Written task:
Locate and copy all lines bearing the word "data".
────────
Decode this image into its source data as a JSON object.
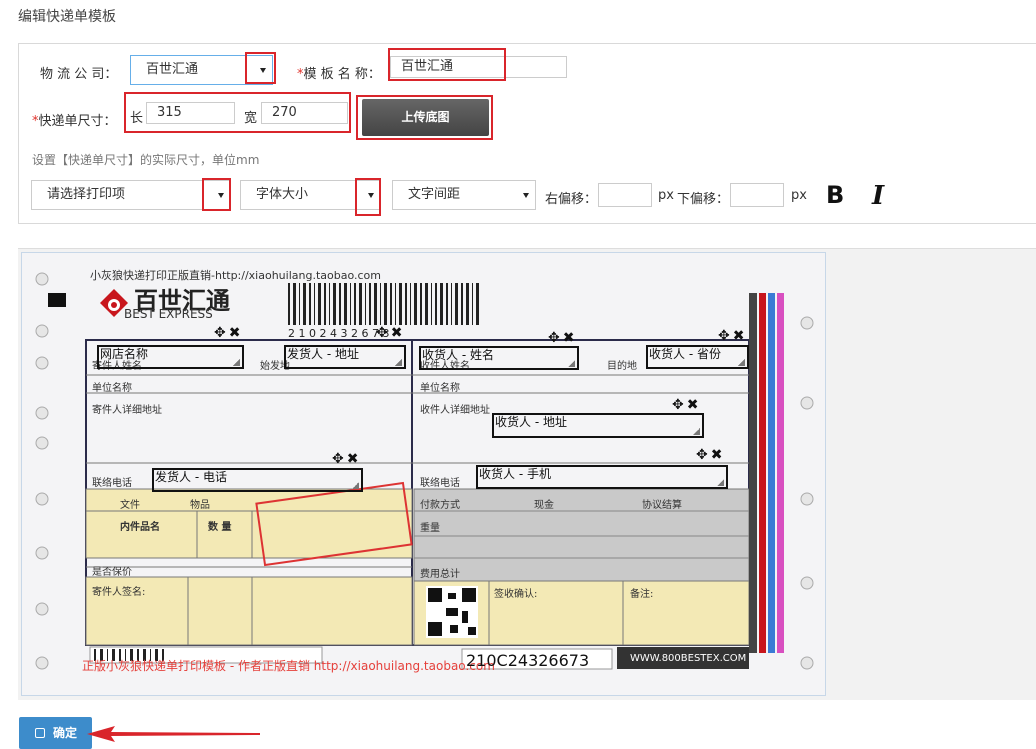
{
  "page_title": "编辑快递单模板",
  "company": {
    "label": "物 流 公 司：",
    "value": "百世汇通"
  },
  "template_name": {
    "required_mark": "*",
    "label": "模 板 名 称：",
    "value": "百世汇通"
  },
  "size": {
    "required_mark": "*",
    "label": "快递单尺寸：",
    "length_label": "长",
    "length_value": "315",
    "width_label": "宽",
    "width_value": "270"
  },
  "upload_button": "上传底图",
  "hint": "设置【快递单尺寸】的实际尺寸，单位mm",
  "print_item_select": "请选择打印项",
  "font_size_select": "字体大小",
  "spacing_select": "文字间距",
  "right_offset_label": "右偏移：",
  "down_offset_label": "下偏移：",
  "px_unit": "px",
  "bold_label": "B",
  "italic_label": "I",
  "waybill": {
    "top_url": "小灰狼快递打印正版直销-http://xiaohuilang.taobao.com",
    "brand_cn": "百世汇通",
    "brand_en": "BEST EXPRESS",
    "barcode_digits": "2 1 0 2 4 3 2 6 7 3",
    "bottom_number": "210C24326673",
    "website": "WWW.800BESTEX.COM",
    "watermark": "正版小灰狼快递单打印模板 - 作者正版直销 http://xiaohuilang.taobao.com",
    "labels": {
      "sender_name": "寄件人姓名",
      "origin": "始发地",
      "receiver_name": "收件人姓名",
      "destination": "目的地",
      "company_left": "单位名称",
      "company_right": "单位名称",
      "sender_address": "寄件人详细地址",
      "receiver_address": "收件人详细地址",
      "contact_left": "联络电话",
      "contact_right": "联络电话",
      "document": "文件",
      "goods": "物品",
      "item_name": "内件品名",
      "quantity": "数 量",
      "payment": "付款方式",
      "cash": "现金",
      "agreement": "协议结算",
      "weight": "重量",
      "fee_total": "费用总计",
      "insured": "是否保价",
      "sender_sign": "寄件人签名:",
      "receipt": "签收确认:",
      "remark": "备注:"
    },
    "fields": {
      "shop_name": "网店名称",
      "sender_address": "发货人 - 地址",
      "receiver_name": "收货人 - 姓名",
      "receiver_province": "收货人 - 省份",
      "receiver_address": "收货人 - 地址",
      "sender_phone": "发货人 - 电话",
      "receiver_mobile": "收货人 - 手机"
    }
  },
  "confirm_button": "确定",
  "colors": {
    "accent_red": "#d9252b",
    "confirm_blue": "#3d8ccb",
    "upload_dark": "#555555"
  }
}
────────
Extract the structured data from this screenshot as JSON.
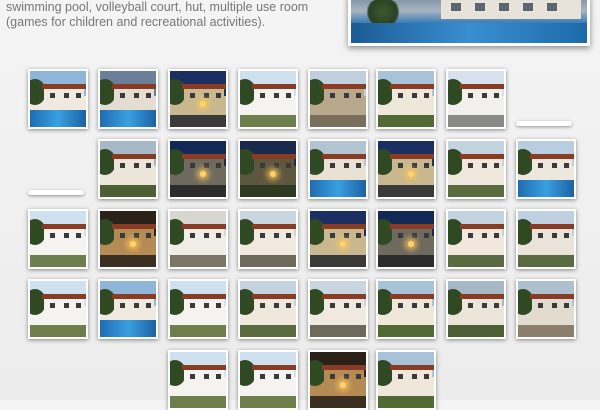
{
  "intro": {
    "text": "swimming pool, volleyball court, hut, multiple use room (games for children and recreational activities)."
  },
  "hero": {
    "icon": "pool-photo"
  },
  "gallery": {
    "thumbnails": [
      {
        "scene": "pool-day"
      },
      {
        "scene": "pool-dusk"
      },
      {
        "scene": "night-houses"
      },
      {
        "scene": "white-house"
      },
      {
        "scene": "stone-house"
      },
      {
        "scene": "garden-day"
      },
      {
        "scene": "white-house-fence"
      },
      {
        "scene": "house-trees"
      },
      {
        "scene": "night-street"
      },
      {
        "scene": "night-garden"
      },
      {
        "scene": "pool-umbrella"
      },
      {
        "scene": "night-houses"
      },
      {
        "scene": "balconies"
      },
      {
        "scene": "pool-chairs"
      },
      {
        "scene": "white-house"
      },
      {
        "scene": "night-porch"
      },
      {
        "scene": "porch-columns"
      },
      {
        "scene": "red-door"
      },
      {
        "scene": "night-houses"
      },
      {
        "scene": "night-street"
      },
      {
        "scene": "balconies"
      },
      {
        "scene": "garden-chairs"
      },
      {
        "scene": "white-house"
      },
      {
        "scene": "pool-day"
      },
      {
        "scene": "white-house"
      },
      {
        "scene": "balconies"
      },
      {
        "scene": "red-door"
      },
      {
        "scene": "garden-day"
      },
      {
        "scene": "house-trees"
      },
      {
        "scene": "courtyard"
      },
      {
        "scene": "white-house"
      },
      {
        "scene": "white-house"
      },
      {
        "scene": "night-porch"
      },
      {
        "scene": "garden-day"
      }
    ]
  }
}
────────
Worked answer:
Decode this image into its source data as a JSON object.
Extract the structured data from this screenshot as JSON.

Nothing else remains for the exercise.